JOB
Copy all records verbatim.

(Stored records)
--- Start ---
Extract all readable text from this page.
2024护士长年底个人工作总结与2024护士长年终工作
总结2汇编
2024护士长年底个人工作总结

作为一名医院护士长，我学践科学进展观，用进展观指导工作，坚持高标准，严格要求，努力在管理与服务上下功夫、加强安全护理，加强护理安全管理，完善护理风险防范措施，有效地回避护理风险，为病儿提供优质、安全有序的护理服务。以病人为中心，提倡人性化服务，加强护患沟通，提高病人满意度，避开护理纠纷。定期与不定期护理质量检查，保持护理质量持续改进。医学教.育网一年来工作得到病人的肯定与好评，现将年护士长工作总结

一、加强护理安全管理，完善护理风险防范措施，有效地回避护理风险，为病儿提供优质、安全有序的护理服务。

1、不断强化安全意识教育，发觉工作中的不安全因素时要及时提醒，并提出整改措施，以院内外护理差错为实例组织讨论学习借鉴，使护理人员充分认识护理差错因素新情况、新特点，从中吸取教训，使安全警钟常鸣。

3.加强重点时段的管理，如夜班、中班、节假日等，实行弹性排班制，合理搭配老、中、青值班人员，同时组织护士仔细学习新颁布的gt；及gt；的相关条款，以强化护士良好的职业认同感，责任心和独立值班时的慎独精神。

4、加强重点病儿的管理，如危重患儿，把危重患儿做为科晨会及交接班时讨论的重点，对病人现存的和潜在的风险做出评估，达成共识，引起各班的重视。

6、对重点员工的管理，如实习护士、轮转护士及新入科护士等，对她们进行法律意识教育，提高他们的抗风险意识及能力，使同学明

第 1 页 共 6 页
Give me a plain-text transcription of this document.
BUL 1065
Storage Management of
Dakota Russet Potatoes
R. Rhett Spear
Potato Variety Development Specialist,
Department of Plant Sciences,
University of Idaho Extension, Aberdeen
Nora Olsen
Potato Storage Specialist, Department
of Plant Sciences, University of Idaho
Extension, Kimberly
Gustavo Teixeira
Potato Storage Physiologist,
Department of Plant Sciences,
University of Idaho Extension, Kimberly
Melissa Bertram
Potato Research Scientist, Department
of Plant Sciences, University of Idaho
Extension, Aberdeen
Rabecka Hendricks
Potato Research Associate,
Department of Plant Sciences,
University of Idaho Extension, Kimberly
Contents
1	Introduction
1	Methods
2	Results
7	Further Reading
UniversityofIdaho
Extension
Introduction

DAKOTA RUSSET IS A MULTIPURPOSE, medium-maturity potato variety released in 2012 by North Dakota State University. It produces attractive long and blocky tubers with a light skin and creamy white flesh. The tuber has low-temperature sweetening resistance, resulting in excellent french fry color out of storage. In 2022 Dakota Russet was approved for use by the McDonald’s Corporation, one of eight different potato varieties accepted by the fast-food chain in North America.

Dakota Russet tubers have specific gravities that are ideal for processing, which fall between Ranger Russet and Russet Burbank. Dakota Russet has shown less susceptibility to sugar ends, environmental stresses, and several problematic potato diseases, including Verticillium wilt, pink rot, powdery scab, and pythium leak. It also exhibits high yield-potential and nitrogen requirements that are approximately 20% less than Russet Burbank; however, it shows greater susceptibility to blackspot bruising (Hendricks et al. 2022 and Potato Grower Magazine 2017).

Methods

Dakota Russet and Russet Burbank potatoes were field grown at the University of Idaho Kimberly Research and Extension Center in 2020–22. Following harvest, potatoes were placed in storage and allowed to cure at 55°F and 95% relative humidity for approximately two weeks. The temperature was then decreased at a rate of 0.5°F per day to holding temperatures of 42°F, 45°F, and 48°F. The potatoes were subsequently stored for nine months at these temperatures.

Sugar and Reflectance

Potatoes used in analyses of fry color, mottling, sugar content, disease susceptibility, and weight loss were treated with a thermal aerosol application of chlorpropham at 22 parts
--- End ---
WRITTEN REPLY
Extract all readable text from this page.
2024护士长年底个人工作总结与2024护士长年终工作
总结2汇编
2024护士长年底个人工作总结

作为一名医院护士长，我学践科学进展观，用进展观指导工作，坚持高标准，严格要求，努力在管理与服务上下功夫、加强安全护理，加强护理安全管理，完善护理风险防范措施，有效地回避护理风险，为病儿提供优质、安全有序的护理服务。以病人为中心，提倡人性化服务，加强护患沟通，提高病人满意度，避开护理纠纷。定期与不定期护理质量检查，保持护理质量持续改进。医学教.育网一年来工作得到病人的肯定与好评，现将年护士长工作总结

一、加强护理安全管理，完善护理风险防范措施，有效地回避护理风险，为病儿提供优质、安全有序的护理服务。

1、不断强化安全意识教育，发觉工作中的不安全因素时要及时提醒，并提出整改措施，以院内外护理差错为实例组织讨论学习借鉴，使护理人员充分认识护理差错因素新情况、新特点，从中吸取教训，使安全警钟常鸣。

3.加强重点时段的管理，如夜班、中班、节假日等，实行弹性排班制，合理搭配老、中、青值班人员，同时组织护士仔细学习新颁布的gt；及gt；的相关条款，以强化护士良好的职业认同感，责任心和独立值班时的慎独精神。

4、加强重点病儿的管理，如危重患儿，把危重患儿做为科晨会及交接班时讨论的重点，对病人现存的和潜在的风险做出评估，达成共识，引起各班的重视。

6、对重点员工的管理，如实习护士、轮转护士及新入科护士等，对她们进行法律意识教育，提高他们的抗风险意识及能力，使同学明

第 1 页 共 6 页
Give me a plain-text transcription of this document.
BUL 1065
Storage Management of
Dakota Russet Potatoes
R. Rhett Spear
Potato Variety Development Specialist,
Department of Plant Sciences,
University of Idaho Extension, Aberdeen
Nora Olsen
Potato Storage Specialist, Department
of Plant Sciences, University of Idaho
Extension, Kimberly
Gustavo Teixeira
Potato Storage Physiologist,
Department of Plant Sciences,
University of Idaho Extension, Kimberly
Melissa Bertram
Potato Research Scientist, Department
of Plant Sciences, University of Idaho
Extension, Aberdeen
Rabecka Hendricks
Potato Research Associate,
Department of Plant Sciences,
University of Idaho Extension, Kimberly
Contents
1	Introduction
1	Methods
2	Results
7	Further Reading
UniversityofIdaho
Extension
Introduction

DAKOTA RUSSET IS A MULTIPURPOSE, medium-maturity potato variety released in 2012 by North Dakota State University. It produces attractive long and blocky tubers with a light skin and creamy white flesh. The tuber has low-temperature sweetening resistance, resulting in excellent french fry color out of storage. In 2022 Dakota Russet was approved for use by the McDonald’s Corporation, one of eight different potato varieties accepted by the fast-food chain in North America.

Dakota Russet tubers have specific gravities that are ideal for processing, which fall between Ranger Russet and Russet Burbank. Dakota Russet has shown less susceptibility to sugar ends, environmental stresses, and several problematic potato diseases, including Verticillium wilt, pink rot, powdery scab, and pythium leak. It also exhibits high yield-potential and nitrogen requirements that are approximately 20% less than Russet Burbank; however, it shows greater susceptibility to blackspot bruising (Hendricks et al. 2022 and Potato Grower Magazine 2017).

Methods

Dakota Russet and Russet Burbank potatoes were field grown at the University of Idaho Kimberly Research and Extension Center in 2020–22. Following harvest, potatoes were placed in storage and allowed to cure at 55°F and 95% relative humidity for approximately two weeks. The temperature was then decreased at a rate of 0.5°F per day to holding temperatures of 42°F, 45°F, and 48°F. The potatoes were subsequently stored for nine months at these temperatures.

Sugar and Reflectance

Potatoes used in analyses of fry color, mottling, sugar content, disease susceptibility, and weight loss were treated with a thermal aerosol application of chlorpropham at 22 parts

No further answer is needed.